[Records]
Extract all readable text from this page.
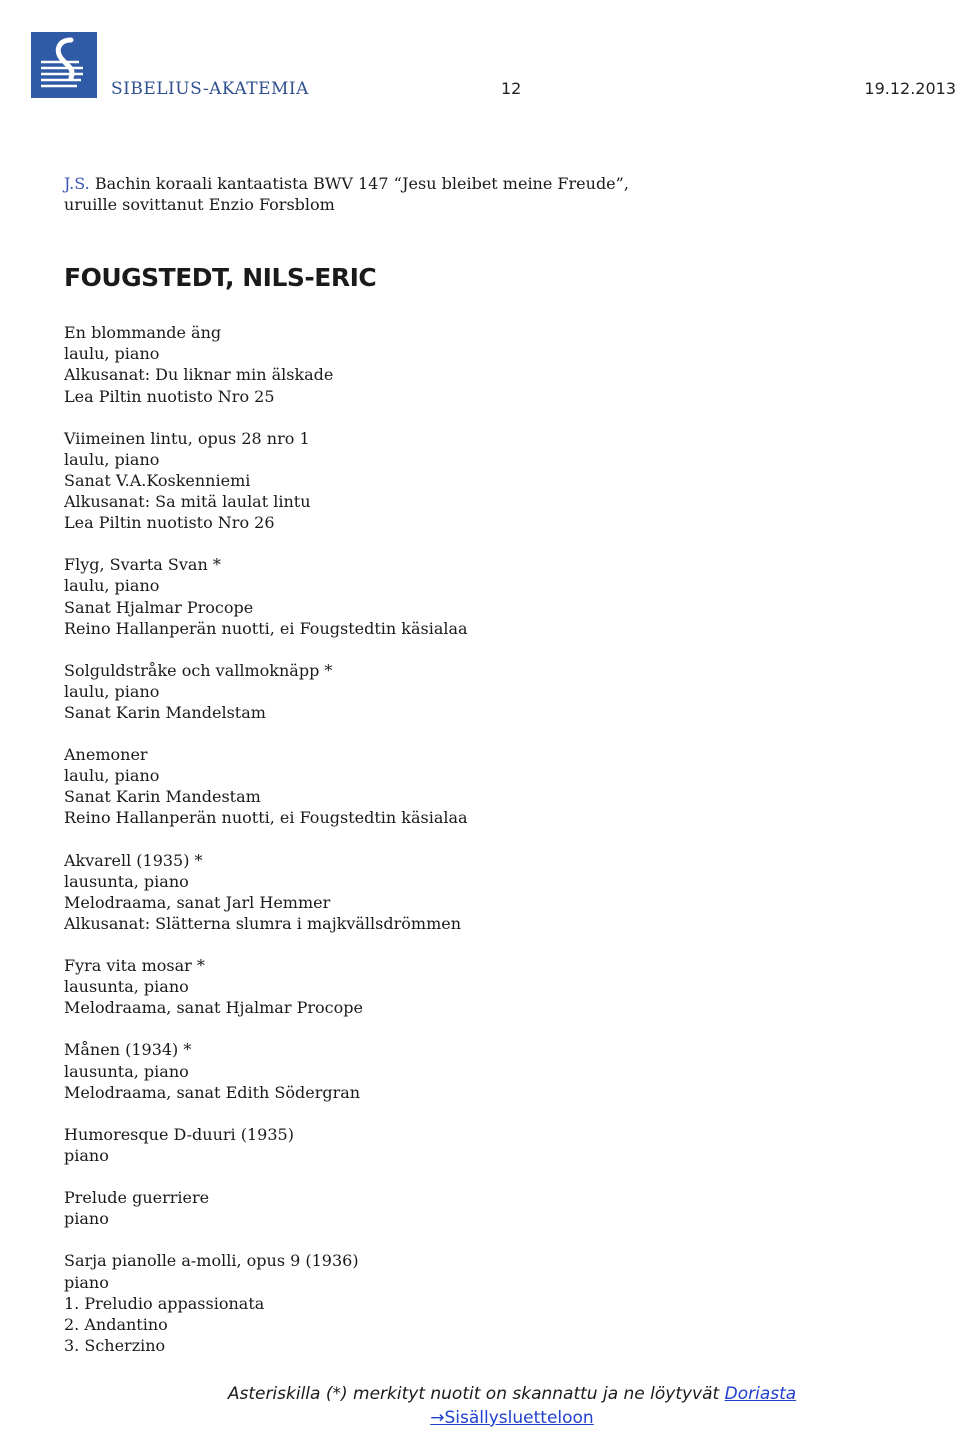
SIBELIUS-AKATEMIA	12	19.12.2013
J.S. Bachin koraali kantaatista BWV 147 “Jesu bleibet meine Freude”,
uruille sovittanut Enzio Forsblom
FOUGSTEDT, NILS-ERIC
En blommande äng
laulu, piano
Alkusanat: Du liknar min älskade
Lea Piltin nuotisto Nro 25
Viimeinen lintu, opus 28 nro 1
laulu, piano
Sanat V.A.Koskenniemi
Alkusanat: Sa mitä laulat lintu
Lea Piltin nuotisto Nro 26
Flyg, Svarta Svan *
laulu, piano
Sanat Hjalmar Procope
Reino Hallanperän nuotti, ei Fougstedtin käsialaa
Solguldstråke och vallmoknäpp *
laulu, piano
Sanat Karin Mandelstam
Anemoner
laulu, piano
Sanat Karin Mandestam
Reino Hallanperän nuotti, ei Fougstedtin käsialaa
Akvarell (1935) *
lausunta, piano
Melodraama, sanat Jarl Hemmer
Alkusanat: Slätterna slumra i majkvällsdrömmen
Fyra vita mosar *
lausunta, piano
Melodraama, sanat Hjalmar Procope
Månen (1934) *
lausunta, piano
Melodraama, sanat Edith Södergran
Humoresque D-duuri (1935)
piano
Prelude guerriere
piano
Sarja pianolle a-molli, opus 9 (1936)
piano
1. Preludio appassionata
2. Andantino
3. Scherzino
Asteriskilla (*) merkityt nuotit on skannattu ja ne löytyvät Doriasta
→Sisällysluetteloon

__Exercise description__. Return all of the entries exactly as written, but drop any pictures they hold.

__Solution to this exercise__.
Extract all readable text from this page.
SIBELIUS-AKATEMIA	12	19.12.2013
J.S. Bachin koraali kantaatista BWV 147 “Jesu bleibet meine Freude”,
uruille sovittanut Enzio Forsblom
FOUGSTEDT, NILS-ERIC
En blommande äng
laulu, piano
Alkusanat: Du liknar min älskade
Lea Piltin nuotisto Nro 25
Viimeinen lintu, opus 28 nro 1
laulu, piano
Sanat V.A.Koskenniemi
Alkusanat: Sa mitä laulat lintu
Lea Piltin nuotisto Nro 26
Flyg, Svarta Svan *
laulu, piano
Sanat Hjalmar Procope
Reino Hallanperän nuotti, ei Fougstedtin käsialaa
Solguldstråke och vallmoknäpp *
laulu, piano
Sanat Karin Mandelstam
Anemoner
laulu, piano
Sanat Karin Mandestam
Reino Hallanperän nuotti, ei Fougstedtin käsialaa
Akvarell (1935) *
lausunta, piano
Melodraama, sanat Jarl Hemmer
Alkusanat: Slätterna slumra i majkvällsdrömmen
Fyra vita mosar *
lausunta, piano
Melodraama, sanat Hjalmar Procope
Månen (1934) *
lausunta, piano
Melodraama, sanat Edith Södergran
Humoresque D-duuri (1935)
piano
Prelude guerriere
piano
Sarja pianolle a-molli, opus 9 (1936)
piano
1. Preludio appassionata
2. Andantino
3. Scherzino
Asteriskilla (*) merkityt nuotit on skannattu ja ne löytyvät Doriasta
→Sisällysluetteloon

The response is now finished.